Task statement | Please repeat the lines of the material between the line holding "index-entry [400,562,750,587]" and the line holding "index-entry [38,1014,383,1039]", both of those included.

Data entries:
# # #

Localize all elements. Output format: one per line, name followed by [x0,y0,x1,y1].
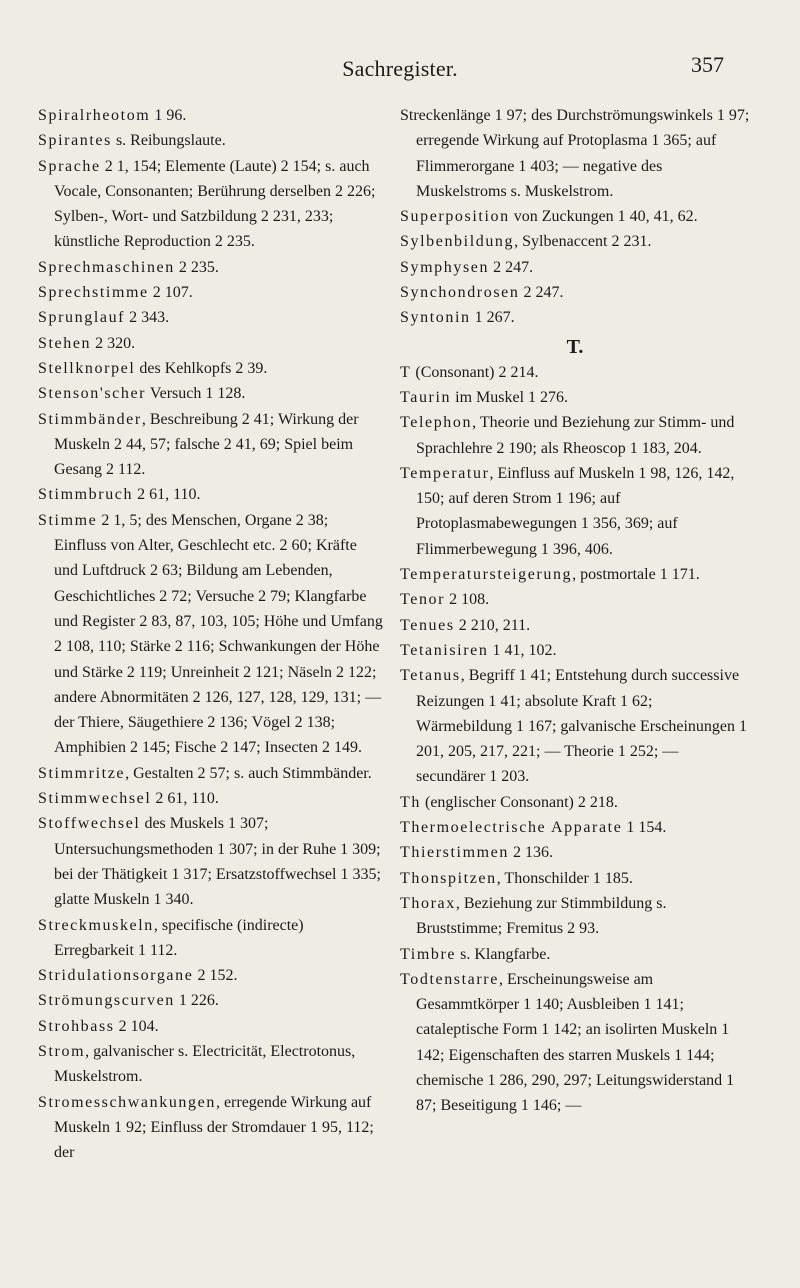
index-entry [400,562,750,587]
index-references: 2 1, 5; des Menschen, Organe 2 38; Einfluss von Alter, Geschlecht etc. 2 60; Kräfte und Luftdruck 2 63; Bildung am Lebenden, Geschichtliches 2 72; Versuche 2 79; Klangfarbe und Register 2 83, 87, 103, 105; Höhe und Umfang 2 108, 110; Stärke 2 116; Schwankungen der Höhe und Stärke 2 119; Unreinheit 2 121; Näseln 2 122; andere Abnormitäten 2 126, 127, 128, 129, 131; — der Thiere, Säugethiere 2 136; Vögel 2 138; Amphibien 2 145; Fische 2 147; Insecten 2 149. [54,511,383,757]
index-entry [38,1039,383,1090]
index-term: Strom [38,1042,86,1060]
index-term: Synchondrosen [400,284,520,302]
index-references: s. Reibungslaute. [111,132,226,150]
index-entry [400,663,750,789]
index-entry [38,1014,383,1039]
index-term: Taurin [400,388,452,406]
index-term: Stenson'scher [38,385,147,403]
index-term: Sprache [38,157,101,175]
index-entry [400,103,750,204]
index-references: , Erscheinungsweise am Gesammtkörper 1 140; Ausbleiben 1 141; cataleptische Form 1 142; an isolirten Muskeln 1 142; Eigenschaften des starren Muskels 1 144; chemische 1 286, 290, 297; Leitungswiderstand 1 87; Beseitigung 1 146; — [416,970,735,1115]
index-term: Todtenstarre [400,970,499,988]
index-references: im Muskel 1 276. [451,388,569,406]
index-term: Spirantes [38,132,112,150]
index-term: Stridulationsorgane [38,967,194,985]
index-term: Stimme [38,511,98,529]
index-term: Timbre [400,945,457,963]
index-term: Tenues [400,616,455,634]
index-term: Temperatursteigerung [400,566,573,584]
index-entry [38,356,383,381]
index-entry [400,815,750,840]
index-term: Strömungscurven [38,992,175,1010]
index-references: 2 108. [445,591,490,609]
page-number: 357 [691,52,724,77]
index-references: , Einfluss auf Muskeln 1 98, 126, 142, 150; auf deren Strom 1 196; auf Protoplasmabewegungen 1 356, 369; auf Flimmerbewegung 1 396, 406. [416,464,735,558]
index-term: Thonspitzen [400,869,497,887]
index-references: 2 247. [519,284,564,302]
index-term: Stellknorpel [38,359,136,377]
right-column [400,103,750,1119]
index-references: , specifische (indirecte) Erregbarkeit 1 112. [54,916,304,959]
index-term: Tetanisiren [400,641,489,659]
index-references: Streckenlänge 1 97; des Durchströmungswinkels 1 97; erregende Wirkung auf Protoplasma 1 365; auf Flimmerorgane 1 403; — negative des Muskelstroms s. Muskelstrom. [400,107,750,200]
index-entry [38,280,383,305]
index-references: von Zuckungen 1 40, 41, 62. [509,208,698,226]
left-column [38,103,383,1165]
index-term: T [400,363,412,381]
right-column-s-entries [400,103,750,331]
index-entry [38,761,383,786]
index-term: Sylbenbildung [400,233,515,251]
section-letter-t: T. [566,335,584,358]
index-entry [400,305,750,330]
index-term: Stimmwechsel [38,790,152,808]
index-references: 2 1, 154; Elemente (Laute) 2 154; s. auch Vocale, Consonanten; Berührung derselben 2 226; Sylben-, Wort- und Satzbildung 2 231, 233; künstliche Reproduction 2 235. [54,157,376,251]
index-references: 2 61, 110. [133,486,201,504]
index-entry [400,360,750,385]
index-term: Sprunglauf [38,309,126,327]
index-entry [38,331,383,356]
index-entry [38,381,383,406]
index-term: Stromesschwankungen [38,1093,216,1111]
index-entry [400,613,750,638]
index-references: , Beschreibung 2 41; Wirkung der Muskeln 2 44, 57; falsche 2 41, 69; Spiel beim Gesang 2 112. [54,410,359,479]
index-references: 2 136. [508,844,553,862]
index-entry [400,255,750,280]
index-term: Sprechmaschinen [38,258,175,276]
index-entry [38,786,383,811]
index-references: , Begriff 1 41; Entstehung durch successive Reizungen 1 41; absolute Kraft 1 62; Wärmebildung 1 167; galvanische Erscheinungen 1 201, 205, 217, 221; — Theorie 1 252; — secundärer 1 203. [416,667,748,786]
index-term: Thorax [400,894,456,912]
index-entry [38,482,383,507]
index-term: Thermoelectrische Apparate [400,819,623,837]
index-term: Superposition [400,208,510,226]
index-term: Temperatur [400,464,490,482]
index-references: 2 61, 110. [151,790,219,808]
index-entry [38,913,383,964]
index-term: Stimmbänder [38,410,142,428]
index-references: , Theorie und Beziehung zur Stimm- und Sprachlehre 2 190; als Rheoscop 1 183, 204. [416,414,735,457]
index-references: , Sylbenaccent 2 231. [514,233,652,251]
index-references: des Kehlkopfs 2 39. [135,359,268,377]
index-entry [400,942,750,967]
index-term: Tenor [400,591,446,609]
index-entry [38,963,383,988]
index-term: Telephon [400,414,473,432]
index-entry [38,154,383,255]
index-references: 1 96. [150,107,187,124]
index-term: Thierstimmen [400,844,509,862]
index-entry [400,461,750,562]
index-references: 2 104. [114,1017,159,1035]
index-references: Versuch 1 128. [146,385,246,403]
index-references: 2 343. [125,309,170,327]
index-references: , postmortale 1 171. [572,566,700,584]
index-term: Syntonin [400,309,471,327]
index-entry [38,811,383,912]
right-column-t-entries [400,360,750,1119]
index-entry [38,255,383,280]
index-entry [400,866,750,891]
index-references: 2 107. [148,284,193,302]
index-entry [400,204,750,229]
index-references: , erregende Wirkung auf Muskeln 1 92; Einfluss der Stromdauer 1 95, 112; der [54,1093,374,1162]
index-term: Stimmbruch [38,486,134,504]
index-references: , galvanischer s. Electricität, Electrotonus, Muskelstrom. [54,1042,356,1086]
index-references: des Muskels 1 307; Untersuchungsmethoden 1 307; in der Ruhe 1 309; bei der Thätigkeit 1 317; Ersatzstoffwechsel 1 335; glatte Muskeln 1 340. [54,815,381,909]
index-references: s. Klangfarbe. [456,945,551,963]
index-entry [400,891,750,942]
index-entry [400,280,750,305]
index-term: Sprechstimme [38,284,149,302]
index-entry [400,790,750,815]
index-references: 2 247. [489,258,534,276]
index-term: Stehen [38,334,92,352]
index-entry [400,410,750,461]
index-term: Stimmritze [38,764,126,782]
index-term: Streckmuskeln [38,916,154,934]
index-entry [38,305,383,330]
index-entry [38,988,383,1013]
index-entry [38,103,383,128]
index-entry [38,407,383,483]
index-entry [400,385,750,410]
index-entry [400,967,750,1119]
index-references: 1 154. [622,819,667,837]
index-references: 2 210, 211. [454,616,531,634]
index-term: Th [400,793,421,811]
index-references: 2 320. [91,334,136,352]
index-entry [400,229,750,254]
index-entry [400,840,750,865]
index-entry [38,508,383,761]
index-term: Spiralrheotom [38,107,151,124]
index-references: 1 267. [470,309,515,327]
index-references: , Beziehung zur Stimmbildung s. Bruststimme; Fremitus 2 93. [416,894,667,938]
index-references: , Thonschilder 1 185. [496,869,633,887]
index-references: 2 235. [174,258,219,276]
index-entry [38,1090,383,1166]
index-references: 1 226. [174,992,219,1010]
index-term: Tetanus [400,667,461,685]
index-entry [400,638,750,663]
index-entry [38,128,383,153]
index-term: Stoffwechsel [38,815,141,833]
index-entry [400,587,750,612]
index-term: Strohbass [38,1017,115,1035]
index-references: 1 41, 102. [488,641,557,659]
index-references: (englischer Consonant) 2 218. [420,793,618,811]
page-header-title: Sachregister. [342,56,458,81]
index-references: (Consonant) 2 214. [411,363,539,381]
index-term: Symphysen [400,258,490,276]
index-references: 2 152. [193,967,238,985]
index-references: , Gestalten 2 57; s. auch Stimmbänder. [125,764,372,782]
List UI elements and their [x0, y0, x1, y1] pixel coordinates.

# # #

Exercise solution |
index-entry [400,562,750,587]
index-references: 2 1, 5; des Menschen, Organe 2 38; Einfluss von Alter, Geschlecht etc. 2 60; Kräfte und Luftdruck 2 63; Bildung am Lebenden, Geschichtliches 2 72; Versuche 2 79; Klangfarbe und Register 2 83, 87, 103, 105; Höhe und Umfang 2 108, 110; Stärke 2 116; Schwankungen der Höhe und Stärke 2 119; Unreinheit 2 121; Näseln 2 122; andere Abnormitäten 2 126, 127, 128, 129, 131; — der Thiere, Säugethiere 2 136; Vögel 2 138; Amphibien 2 145; Fische 2 147; Insecten 2 149. [54,511,383,757]
index-entry [38,1039,383,1090]
index-term: Strom [38,1042,86,1060]
index-term: Synchondrosen [400,284,520,302]
index-references: s. Reibungslaute. [111,132,226,150]
index-entry [400,663,750,789]
index-entry [38,1014,383,1039]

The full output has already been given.